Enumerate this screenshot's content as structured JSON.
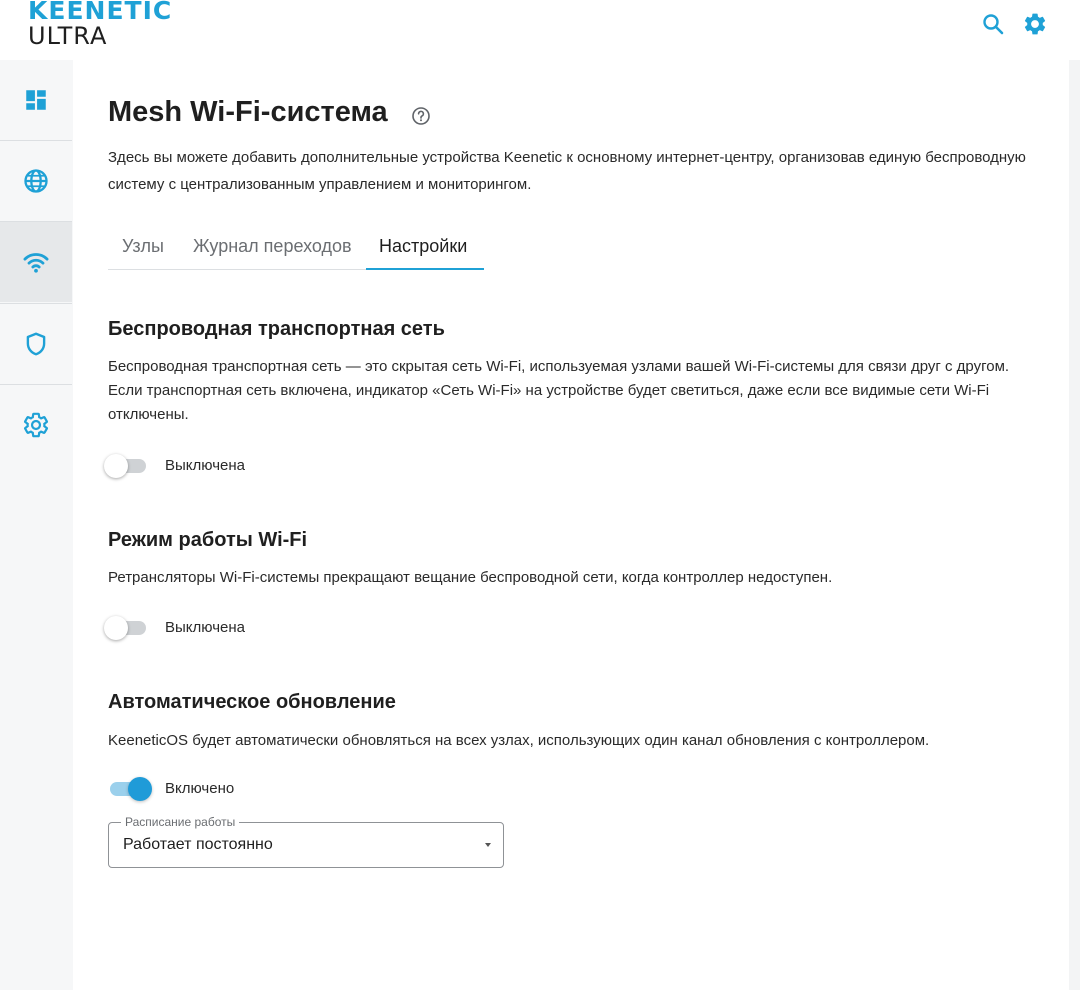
{
  "header": {
    "logo_line1": "KEENETIC",
    "logo_line2": "ULTRA",
    "icons": [
      "search-icon",
      "gear-icon"
    ]
  },
  "sidebar": {
    "items": [
      {
        "icon": "dashboard-icon",
        "active": false
      },
      {
        "icon": "globe-icon",
        "active": false
      },
      {
        "icon": "wifi-icon",
        "active": true
      },
      {
        "icon": "shield-icon",
        "active": false
      },
      {
        "icon": "gear-icon",
        "active": false
      }
    ]
  },
  "page": {
    "title": "Mesh Wi-Fi-система",
    "help_icon": "help-circle-icon",
    "intro": "Здесь вы можете добавить дополнительные устройства Keenetic к основному интернет-центру, организовав единую беспроводную систему с централизованным управлением и мониторингом."
  },
  "tabs": [
    {
      "label": "Узлы",
      "active": false
    },
    {
      "label": "Журнал переходов",
      "active": false
    },
    {
      "label": "Настройки",
      "active": true
    }
  ],
  "sections": {
    "backhaul": {
      "title": "Беспроводная транспортная сеть",
      "description": "Беспроводная транспортная сеть — это скрытая сеть Wi-Fi, используемая узлами вашей Wi-Fi-системы для связи друг с другом. Если транспортная сеть включена, индикатор «Сеть Wi-Fi» на устройстве будет светиться, даже если все видимые сети Wi-Fi отключены.",
      "toggle_on": false,
      "toggle_label": "Выключена"
    },
    "wifi_mode": {
      "title": "Режим работы Wi-Fi",
      "description": "Ретрансляторы Wi-Fi-системы прекращают вещание беспроводной сети, когда контроллер недоступен.",
      "toggle_on": false,
      "toggle_label": "Выключена"
    },
    "auto_update": {
      "title": "Автоматическое обновление",
      "description": "KeeneticOS будет автоматически обновляться на всех узлах, использующих один канал обновления с контроллером.",
      "toggle_on": true,
      "toggle_label": "Включено",
      "schedule_label": "Расписание работы",
      "schedule_value": "Работает постоянно"
    }
  },
  "colors": {
    "accent": "#1fa1d6",
    "text": "#1f1f1f",
    "muted": "#6b6e72"
  }
}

============================================================

Omit the pictures, then quote the rest of the material above exactly.

Result
Enumerate this screenshot's content as structured JSON.
{
  "header": {
    "logo_line1": "KEENETIC",
    "logo_line2": "ULTRA",
    "icons": [
      "search-icon",
      "gear-icon"
    ]
  },
  "sidebar": {
    "items": [
      {
        "icon": "dashboard-icon",
        "active": false
      },
      {
        "icon": "globe-icon",
        "active": false
      },
      {
        "icon": "wifi-icon",
        "active": true
      },
      {
        "icon": "shield-icon",
        "active": false
      },
      {
        "icon": "gear-icon",
        "active": false
      }
    ]
  },
  "page": {
    "title": "Mesh Wi-Fi-система",
    "help_icon": "help-circle-icon",
    "intro": "Здесь вы можете добавить дополнительные устройства Keenetic к основному интернет-центру, организовав единую беспроводную систему с централизованным управлением и мониторингом."
  },
  "tabs": [
    {
      "label": "Узлы",
      "active": false
    },
    {
      "label": "Журнал переходов",
      "active": false
    },
    {
      "label": "Настройки",
      "active": true
    }
  ],
  "sections": {
    "backhaul": {
      "title": "Беспроводная транспортная сеть",
      "description": "Беспроводная транспортная сеть — это скрытая сеть Wi-Fi, используемая узлами вашей Wi-Fi-системы для связи друг с другом. Если транспортная сеть включена, индикатор «Сеть Wi-Fi» на устройстве будет светиться, даже если все видимые сети Wi-Fi отключены.",
      "toggle_on": false,
      "toggle_label": "Выключена"
    },
    "wifi_mode": {
      "title": "Режим работы Wi-Fi",
      "description": "Ретрансляторы Wi-Fi-системы прекращают вещание беспроводной сети, когда контроллер недоступен.",
      "toggle_on": false,
      "toggle_label": "Выключена"
    },
    "auto_update": {
      "title": "Автоматическое обновление",
      "description": "KeeneticOS будет автоматически обновляться на всех узлах, использующих один канал обновления с контроллером.",
      "toggle_on": true,
      "toggle_label": "Включено",
      "schedule_label": "Расписание работы",
      "schedule_value": "Работает постоянно"
    }
  },
  "colors": {
    "accent": "#1fa1d6",
    "text": "#1f1f1f",
    "muted": "#6b6e72"
  }
}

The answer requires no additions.